* _PROVIDED DATA_
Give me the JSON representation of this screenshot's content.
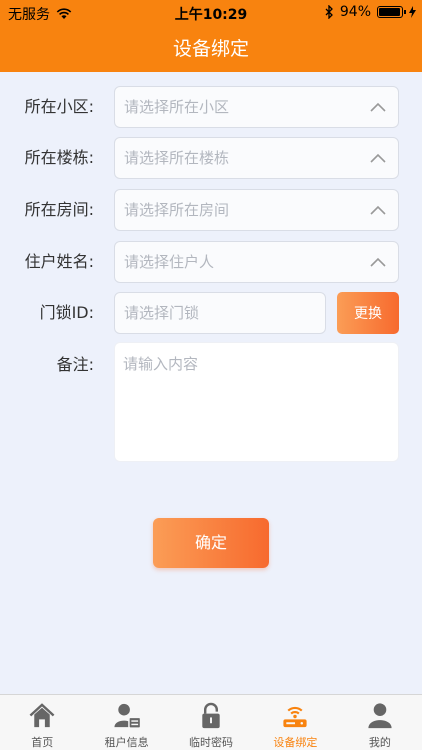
{
  "statusbar": {
    "carrier": "无服务",
    "time": "上午10:29",
    "battery": "94%",
    "battery_level": 0.94
  },
  "header": {
    "title": "设备绑定"
  },
  "form": {
    "community": {
      "label": "所在小区:",
      "placeholder": "请选择所在小区"
    },
    "building": {
      "label": "所在楼栋:",
      "placeholder": "请选择所在楼栋"
    },
    "room": {
      "label": "所在房间:",
      "placeholder": "请选择所在房间"
    },
    "resident": {
      "label": "住户姓名:",
      "placeholder": "请选择住户人"
    },
    "lock": {
      "label": "门锁ID:",
      "placeholder": "请选择门锁",
      "button": "更换"
    },
    "note": {
      "label": "备注:",
      "placeholder": "请输入内容"
    },
    "confirm": "确定"
  },
  "tabbar": {
    "items": [
      {
        "label": "首页",
        "icon": "home-icon"
      },
      {
        "label": "租户信息",
        "icon": "tenant-info-icon"
      },
      {
        "label": "临时密码",
        "icon": "lock-icon"
      },
      {
        "label": "设备绑定",
        "icon": "device-bind-icon",
        "active": true
      },
      {
        "label": "我的",
        "icon": "profile-icon"
      }
    ],
    "active_color": "#f8830f"
  },
  "colors": {
    "accent": "#f8830f",
    "background": "#edf1fb"
  }
}
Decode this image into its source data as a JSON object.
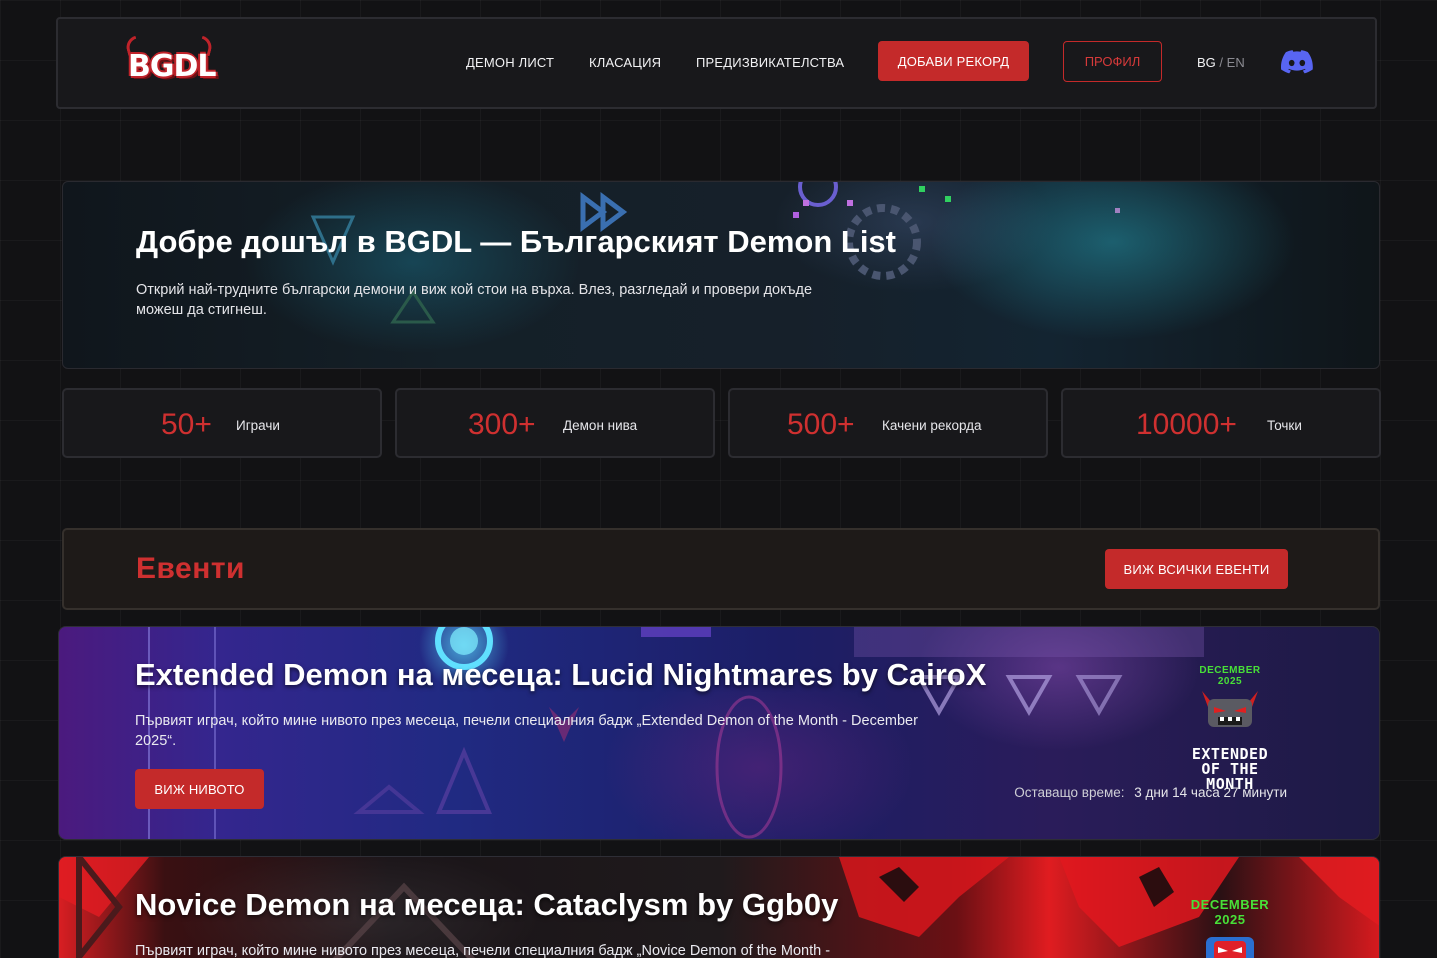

* _GIVEN INSTRUCTION_
Reproduce every entry word for word, but omit the pictures.

* _EXERCISE OUTPUT_
Give me the JSON representation of this screenshot's content.
{
  "statusbar": {
    "carrier": "无服务",
    "time": "上午10:29",
    "battery": "94%",
    "battery_level": 0.94
  },
  "header": {
    "title": "设备绑定"
  },
  "form": {
    "community": {
      "label": "所在小区:",
      "placeholder": "请选择所在小区"
    },
    "building": {
      "label": "所在楼栋:",
      "placeholder": "请选择所在楼栋"
    },
    "room": {
      "label": "所在房间:",
      "placeholder": "请选择所在房间"
    },
    "resident": {
      "label": "住户姓名:",
      "placeholder": "请选择住户人"
    },
    "lock": {
      "label": "门锁ID:",
      "placeholder": "请选择门锁",
      "button": "更换"
    },
    "note": {
      "label": "备注:",
      "placeholder": "请输入内容"
    },
    "confirm": "确定"
  },
  "tabbar": {
    "items": [
      {
        "label": "首页",
        "icon": "home-icon"
      },
      {
        "label": "租户信息",
        "icon": "tenant-info-icon"
      },
      {
        "label": "临时密码",
        "icon": "lock-icon"
      },
      {
        "label": "设备绑定",
        "icon": "device-bind-icon",
        "active": true
      },
      {
        "label": "我的",
        "icon": "profile-icon"
      }
    ],
    "active_color": "#f8830f"
  },
  "colors": {
    "accent": "#f8830f",
    "background": "#edf1fb"
  }
}
Decode this image into its source data as a JSON object.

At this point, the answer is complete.